Source extract ▸
** begin **

Thursday, February 24, 2011

The Stanford Experiment

“The Experimentation of America’s Prisons”

In 1971 a team of researchers led by psychology Professor Philip Zimbardo, at Stanford University, conducted an experiment of the psychological effects of becoming a prisoner and or prison guard. Twenty – four undergraduates were selected out of 75 to play the roles of both guards and prisoners and become residents in a mock prison in the basement of the psychology building.
These roles were randomly assigned and the cast adapted to their roles well beyond that which were expected, so much so, that many of the characters playing guards became authoritarian in their demeanors, displaying draconian measures. Their action and conduct became so real, that a couple of participants quit the experiment quite early. Thus leading to the experiment being put on hold only after 6 days.
Many found themselves disturbed by the experiment and even held that it was too controversial to allow it to continue. The news media and all of America was outraged over the torture and abuse of prisoners al Abu Ghraib but surprisingly “ no one is outraged over the mistreatment and manufacturing of conduct reports, violation of constitutional rights, denial of parole of prisoners who are rehabilitated, and the continuous promoting of dehumanization of Americans locked behind these walls and gates.

** end **

Given request A ▸
Decide whether each statement agrees with the Stanford Experiment post, answering yes or no and quoting the deciding words: (i) Twenty-four undergraduates were chosen from a pool of 75. (ii) The participants chose for themselves whether to be guards or prisoners. (iii) The experiment was halted after six days.
Given request B ▸
Carry the Stanford Experiment post forward with a new passage that follows on from its final sentence.
The rows have no connection to the Stanford Experiment post.

Data supplied ▸

** begin **

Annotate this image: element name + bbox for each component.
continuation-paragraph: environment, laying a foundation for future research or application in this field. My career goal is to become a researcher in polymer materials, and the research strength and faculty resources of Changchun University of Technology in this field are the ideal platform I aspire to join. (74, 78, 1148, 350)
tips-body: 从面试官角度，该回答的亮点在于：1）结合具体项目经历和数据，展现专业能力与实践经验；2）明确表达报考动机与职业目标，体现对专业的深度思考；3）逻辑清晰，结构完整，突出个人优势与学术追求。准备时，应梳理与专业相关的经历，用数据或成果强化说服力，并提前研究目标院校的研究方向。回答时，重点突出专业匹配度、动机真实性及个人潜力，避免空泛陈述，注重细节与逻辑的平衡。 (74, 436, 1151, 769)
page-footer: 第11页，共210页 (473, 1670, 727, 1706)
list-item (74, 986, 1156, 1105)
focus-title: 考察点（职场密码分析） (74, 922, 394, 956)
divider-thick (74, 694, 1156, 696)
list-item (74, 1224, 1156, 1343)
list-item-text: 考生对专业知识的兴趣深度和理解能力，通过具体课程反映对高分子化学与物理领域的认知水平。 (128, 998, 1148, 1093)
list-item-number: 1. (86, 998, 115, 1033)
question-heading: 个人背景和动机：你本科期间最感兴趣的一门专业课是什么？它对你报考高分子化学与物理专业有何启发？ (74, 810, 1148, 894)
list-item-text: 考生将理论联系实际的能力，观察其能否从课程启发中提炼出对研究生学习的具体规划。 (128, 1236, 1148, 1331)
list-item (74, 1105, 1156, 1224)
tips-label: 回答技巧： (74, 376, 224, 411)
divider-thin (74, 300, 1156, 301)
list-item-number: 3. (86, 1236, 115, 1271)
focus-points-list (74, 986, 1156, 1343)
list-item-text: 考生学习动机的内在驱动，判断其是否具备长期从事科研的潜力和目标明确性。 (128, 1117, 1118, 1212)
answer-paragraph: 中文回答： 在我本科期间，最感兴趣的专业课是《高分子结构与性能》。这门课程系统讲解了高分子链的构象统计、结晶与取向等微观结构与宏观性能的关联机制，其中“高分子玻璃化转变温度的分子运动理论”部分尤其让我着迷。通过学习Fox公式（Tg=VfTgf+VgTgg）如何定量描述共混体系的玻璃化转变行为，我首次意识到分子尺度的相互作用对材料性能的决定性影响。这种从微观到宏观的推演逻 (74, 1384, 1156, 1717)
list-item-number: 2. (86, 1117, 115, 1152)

** end **

Expected answer A ▸
(i) Yes: "Twenty – four undergraduates were selected out of 75"
(ii) No: "These roles were randomly assigned"
(iii) Yes: "being put on hold only after 6 days"

Expected answer B ▸
In Zimbardo’s study, he was overheard telling the guards,” you can create in the prisoners feelings of boredom, a sense of fear to some degree, you can even create a notion of arbitrariness that their life is totally controlled by us, by the system, you, me, and they’ll have no privacy… We’re going to take away their individuality in various ways.”
This practice can be seen today where prisoners are forced to feel this sense of powerlessness.” That is, because of their incarceration, the guards and the administration has all the power and prisoners have none.”
Much like the study at Stanford University which grew out of hand, prisoners all over the country have suffered, and been forced to accept sadistic and humiliating treatment from guards.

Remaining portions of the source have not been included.